→ **Problem details**
Please write out the material below exactly as given.

▽

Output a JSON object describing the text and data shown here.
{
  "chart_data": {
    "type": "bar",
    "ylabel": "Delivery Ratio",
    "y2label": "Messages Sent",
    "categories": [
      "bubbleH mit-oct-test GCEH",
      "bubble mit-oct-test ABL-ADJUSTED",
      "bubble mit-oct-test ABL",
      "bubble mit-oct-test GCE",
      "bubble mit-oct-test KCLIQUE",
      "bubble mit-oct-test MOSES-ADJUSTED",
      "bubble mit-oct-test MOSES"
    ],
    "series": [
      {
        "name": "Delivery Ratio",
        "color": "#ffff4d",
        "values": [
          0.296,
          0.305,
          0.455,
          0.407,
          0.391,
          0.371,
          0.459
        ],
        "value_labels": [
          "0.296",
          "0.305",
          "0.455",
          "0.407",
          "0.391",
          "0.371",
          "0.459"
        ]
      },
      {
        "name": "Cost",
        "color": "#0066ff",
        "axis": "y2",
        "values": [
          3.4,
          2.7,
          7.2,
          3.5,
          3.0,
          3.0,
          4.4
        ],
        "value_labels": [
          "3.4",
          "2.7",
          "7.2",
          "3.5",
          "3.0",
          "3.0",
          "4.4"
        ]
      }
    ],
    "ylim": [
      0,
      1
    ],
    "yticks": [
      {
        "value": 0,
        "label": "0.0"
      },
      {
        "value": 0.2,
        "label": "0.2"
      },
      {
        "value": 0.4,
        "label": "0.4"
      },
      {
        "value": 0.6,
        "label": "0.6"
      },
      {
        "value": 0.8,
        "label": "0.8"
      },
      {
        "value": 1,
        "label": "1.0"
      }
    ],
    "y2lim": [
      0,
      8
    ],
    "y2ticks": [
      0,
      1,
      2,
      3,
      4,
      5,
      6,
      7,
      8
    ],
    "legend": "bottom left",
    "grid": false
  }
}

△

→ **Full output**
Output a JSON object describing the text and data shown here.
{
  "chart_data": {
    "type": "bar",
    "ylabel": "Delivery Ratio",
    "y2label": "Messages Sent",
    "categories": [
      "bubbleH mit-oct-test GCEH",
      "bubble mit-oct-test ABL-ADJUSTED",
      "bubble mit-oct-test ABL",
      "bubble mit-oct-test GCE",
      "bubble mit-oct-test KCLIQUE",
      "bubble mit-oct-test MOSES-ADJUSTED",
      "bubble mit-oct-test MOSES"
    ],
    "series": [
      {
        "name": "Delivery Ratio",
        "color": "#ffff4d",
        "values": [
          0.296,
          0.305,
          0.455,
          0.407,
          0.391,
          0.371,
          0.459
        ],
        "value_labels": [
          "0.296",
          "0.305",
          "0.455",
          "0.407",
          "0.391",
          "0.371",
          "0.459"
        ]
      },
      {
        "name": "Cost",
        "color": "#0066ff",
        "axis": "y2",
        "values": [
          3.4,
          2.7,
          7.2,
          3.5,
          3.0,
          3.0,
          4.4
        ],
        "value_labels": [
          "3.4",
          "2.7",
          "7.2",
          "3.5",
          "3.0",
          "3.0",
          "4.4"
        ]
      }
    ],
    "ylim": [
      0,
      1
    ],
    "yticks": [
      {
        "value": 0,
        "label": "0.0"
      },
      {
        "value": 0.2,
        "label": "0.2"
      },
      {
        "value": 0.4,
        "label": "0.4"
      },
      {
        "value": 0.6,
        "label": "0.6"
      },
      {
        "value": 0.8,
        "label": "0.8"
      },
      {
        "value": 1,
        "label": "1.0"
      }
    ],
    "y2lim": [
      0,
      8
    ],
    "y2ticks": [
      0,
      1,
      2,
      3,
      4,
      5,
      6,
      7,
      8
    ],
    "legend": "bottom left",
    "grid": false
  }
}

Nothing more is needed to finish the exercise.